WHAT IS ASKED
The records that follow need to be output exactly as they are.

ITEMS
######

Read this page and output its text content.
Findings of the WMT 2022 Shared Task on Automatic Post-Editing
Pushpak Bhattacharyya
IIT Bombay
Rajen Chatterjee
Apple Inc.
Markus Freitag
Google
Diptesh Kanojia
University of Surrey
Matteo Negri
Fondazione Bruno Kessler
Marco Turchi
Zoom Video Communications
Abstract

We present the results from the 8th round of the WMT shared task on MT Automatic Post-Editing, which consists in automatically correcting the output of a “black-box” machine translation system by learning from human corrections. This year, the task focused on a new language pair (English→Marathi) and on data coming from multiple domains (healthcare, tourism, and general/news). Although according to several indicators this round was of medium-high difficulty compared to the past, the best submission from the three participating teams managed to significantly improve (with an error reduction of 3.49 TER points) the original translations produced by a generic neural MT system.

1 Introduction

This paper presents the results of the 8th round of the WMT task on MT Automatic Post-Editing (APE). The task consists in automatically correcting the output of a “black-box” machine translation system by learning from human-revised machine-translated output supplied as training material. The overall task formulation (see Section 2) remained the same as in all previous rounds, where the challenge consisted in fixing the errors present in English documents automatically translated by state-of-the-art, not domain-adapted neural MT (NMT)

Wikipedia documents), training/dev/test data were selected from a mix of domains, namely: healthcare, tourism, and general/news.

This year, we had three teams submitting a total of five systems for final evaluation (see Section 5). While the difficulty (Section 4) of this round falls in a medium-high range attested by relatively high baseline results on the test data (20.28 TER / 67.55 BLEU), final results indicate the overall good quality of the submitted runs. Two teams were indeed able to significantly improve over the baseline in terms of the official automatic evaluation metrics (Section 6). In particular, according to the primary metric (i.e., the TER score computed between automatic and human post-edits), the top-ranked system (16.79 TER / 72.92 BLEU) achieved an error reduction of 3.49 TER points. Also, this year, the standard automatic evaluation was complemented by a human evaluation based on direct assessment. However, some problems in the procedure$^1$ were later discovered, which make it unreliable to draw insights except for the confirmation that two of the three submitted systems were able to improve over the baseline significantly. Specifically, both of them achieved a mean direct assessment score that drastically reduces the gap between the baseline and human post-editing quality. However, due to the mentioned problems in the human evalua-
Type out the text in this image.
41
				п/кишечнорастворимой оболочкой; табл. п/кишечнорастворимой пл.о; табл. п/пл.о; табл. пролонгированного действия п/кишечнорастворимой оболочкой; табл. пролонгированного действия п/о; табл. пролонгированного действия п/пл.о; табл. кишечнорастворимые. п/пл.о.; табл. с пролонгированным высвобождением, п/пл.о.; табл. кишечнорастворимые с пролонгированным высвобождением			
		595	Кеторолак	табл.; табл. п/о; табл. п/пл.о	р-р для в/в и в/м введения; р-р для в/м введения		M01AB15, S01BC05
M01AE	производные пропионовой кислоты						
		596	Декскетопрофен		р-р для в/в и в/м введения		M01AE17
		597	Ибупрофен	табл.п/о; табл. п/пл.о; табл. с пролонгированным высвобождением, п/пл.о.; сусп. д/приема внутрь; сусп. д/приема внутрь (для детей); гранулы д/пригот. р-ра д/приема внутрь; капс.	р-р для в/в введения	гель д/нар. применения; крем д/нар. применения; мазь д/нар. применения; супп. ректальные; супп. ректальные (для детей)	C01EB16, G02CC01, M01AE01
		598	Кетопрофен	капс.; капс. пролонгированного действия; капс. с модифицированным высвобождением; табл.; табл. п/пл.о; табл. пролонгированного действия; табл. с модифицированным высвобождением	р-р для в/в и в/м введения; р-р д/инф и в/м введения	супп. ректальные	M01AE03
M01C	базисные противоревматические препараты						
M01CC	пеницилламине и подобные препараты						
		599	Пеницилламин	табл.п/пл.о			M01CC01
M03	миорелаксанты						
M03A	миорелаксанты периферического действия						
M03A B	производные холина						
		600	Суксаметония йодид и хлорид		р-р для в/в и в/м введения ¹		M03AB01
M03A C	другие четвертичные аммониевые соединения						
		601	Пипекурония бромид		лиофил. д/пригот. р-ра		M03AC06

######

RESULT OF THIS TASK
Read this page and output its text content.
Findings of the WMT 2022 Shared Task on Automatic Post-Editing
Pushpak Bhattacharyya
IIT Bombay
Rajen Chatterjee
Apple Inc.
Markus Freitag
Google
Diptesh Kanojia
University of Surrey
Matteo Negri
Fondazione Bruno Kessler
Marco Turchi
Zoom Video Communications
Abstract

We present the results from the 8th round of the WMT shared task on MT Automatic Post-Editing, which consists in automatically correcting the output of a “black-box” machine translation system by learning from human corrections. This year, the task focused on a new language pair (English→Marathi) and on data coming from multiple domains (healthcare, tourism, and general/news). Although according to several indicators this round was of medium-high difficulty compared to the past, the best submission from the three participating teams managed to significantly improve (with an error reduction of 3.49 TER points) the original translations produced by a generic neural MT system.

1 Introduction

This paper presents the results of the 8th round of the WMT task on MT Automatic Post-Editing (APE). The task consists in automatically correcting the output of a “black-box” machine translation system by learning from human-revised machine-translated output supplied as training material. The overall task formulation (see Section 2) remained the same as in all previous rounds, where the challenge consisted in fixing the errors present in English documents automatically translated by state-of-the-art, not domain-adapted neural MT (NMT)

Wikipedia documents), training/dev/test data were selected from a mix of domains, namely: healthcare, tourism, and general/news.

This year, we had three teams submitting a total of five systems for final evaluation (see Section 5). While the difficulty (Section 4) of this round falls in a medium-high range attested by relatively high baseline results on the test data (20.28 TER / 67.55 BLEU), final results indicate the overall good quality of the submitted runs. Two teams were indeed able to significantly improve over the baseline in terms of the official automatic evaluation metrics (Section 6). In particular, according to the primary metric (i.e., the TER score computed between automatic and human post-edits), the top-ranked system (16.79 TER / 72.92 BLEU) achieved an error reduction of 3.49 TER points. Also, this year, the standard automatic evaluation was complemented by a human evaluation based on direct assessment. However, some problems in the procedure$^1$ were later discovered, which make it unreliable to draw insights except for the confirmation that two of the three submitted systems were able to improve over the baseline significantly. Specifically, both of them achieved a mean direct assessment score that drastically reduces the gap between the baseline and human post-editing quality. However, due to the mentioned problems in the human evalua-
Type out the text in this image.
41
				п/кишечнорастворимой оболочкой; табл. п/кишечнорастворимой пл.о; табл. п/пл.о; табл. пролонгированного действия п/кишечнорастворимой оболочкой; табл. пролонгированного действия п/о; табл. пролонгированного действия п/пл.о; табл. кишечнорастворимые. п/пл.о.; табл. с пролонгированным высвобождением, п/пл.о.; табл. кишечнорастворимые с пролонгированным высвобождением			
		595	Кеторолак	табл.; табл. п/о; табл. п/пл.о	р-р для в/в и в/м введения; р-р для в/м введения		M01AB15, S01BC05
M01AE	производные пропионовой кислоты						
		596	Декскетопрофен		р-р для в/в и в/м введения		M01AE17
		597	Ибупрофен	табл.п/о; табл. п/пл.о; табл. с пролонгированным высвобождением, п/пл.о.; сусп. д/приема внутрь; сусп. д/приема внутрь (для детей); гранулы д/пригот. р-ра д/приема внутрь; капс.	р-р для в/в введения	гель д/нар. применения; крем д/нар. применения; мазь д/нар. применения; супп. ректальные; супп. ректальные (для детей)	C01EB16, G02CC01, M01AE01
		598	Кетопрофен	капс.; капс. пролонгированного действия; капс. с модифицированным высвобождением; табл.; табл. п/пл.о; табл. пролонгированного действия; табл. с модифицированным высвобождением	р-р для в/в и в/м введения; р-р д/инф и в/м введения	супп. ректальные	M01AE03
M01C	базисные противоревматические препараты						
M01CC	пеницилламине и подобные препараты						
		599	Пеницилламин	табл.п/пл.о			M01CC01
M03	миорелаксанты						
M03A	миорелаксанты периферического действия						
M03A B	производные холина						
		600	Суксаметония йодид и хлорид		р-р для в/в и в/м введения ¹		M03AB01
M03A C	другие четвертичные аммониевые соединения						
		601	Пипекурония бромид		лиофил. д/пригот. р-ра		M03AC06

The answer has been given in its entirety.